------ MATERIAL SHOWN ------

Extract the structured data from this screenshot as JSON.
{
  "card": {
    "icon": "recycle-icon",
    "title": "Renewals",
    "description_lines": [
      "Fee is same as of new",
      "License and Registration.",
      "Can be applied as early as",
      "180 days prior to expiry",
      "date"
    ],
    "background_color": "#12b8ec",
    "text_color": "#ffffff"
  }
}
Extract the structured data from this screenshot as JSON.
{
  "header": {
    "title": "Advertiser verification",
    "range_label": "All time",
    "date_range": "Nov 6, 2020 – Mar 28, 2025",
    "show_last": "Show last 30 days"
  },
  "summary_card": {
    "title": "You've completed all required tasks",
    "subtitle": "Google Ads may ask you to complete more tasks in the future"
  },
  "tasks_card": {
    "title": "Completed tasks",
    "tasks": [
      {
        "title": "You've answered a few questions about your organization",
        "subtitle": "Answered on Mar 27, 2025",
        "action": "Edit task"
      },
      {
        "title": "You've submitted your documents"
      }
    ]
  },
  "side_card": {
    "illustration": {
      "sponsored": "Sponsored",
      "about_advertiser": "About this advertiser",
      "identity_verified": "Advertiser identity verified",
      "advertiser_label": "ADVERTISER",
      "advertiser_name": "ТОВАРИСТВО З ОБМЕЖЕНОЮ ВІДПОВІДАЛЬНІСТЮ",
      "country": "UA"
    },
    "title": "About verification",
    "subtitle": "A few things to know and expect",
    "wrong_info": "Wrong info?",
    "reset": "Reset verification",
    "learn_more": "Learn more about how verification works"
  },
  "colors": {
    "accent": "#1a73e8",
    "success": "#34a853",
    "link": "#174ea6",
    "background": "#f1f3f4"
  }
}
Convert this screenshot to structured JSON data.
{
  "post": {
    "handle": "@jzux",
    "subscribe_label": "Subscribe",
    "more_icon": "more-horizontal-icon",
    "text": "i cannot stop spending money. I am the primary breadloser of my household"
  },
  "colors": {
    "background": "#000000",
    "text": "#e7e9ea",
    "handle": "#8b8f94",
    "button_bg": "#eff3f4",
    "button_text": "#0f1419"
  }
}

------

[DO THIS]
Give back exactly the lines that run from the line with "Convert this screenshot" through the close of the material, counting both ends, and nothing more.

[OUTPUT OF THE EXERCISE]
Convert this screenshot to structured JSON data.
{
  "post": {
    "handle": "@jzux",
    "subscribe_label": "Subscribe",
    "more_icon": "more-horizontal-icon",
    "text": "i cannot stop spending money. I am the primary breadloser of my household"
  },
  "colors": {
    "background": "#000000",
    "text": "#e7e9ea",
    "handle": "#8b8f94",
    "button_bg": "#eff3f4",
    "button_text": "#0f1419"
  }
}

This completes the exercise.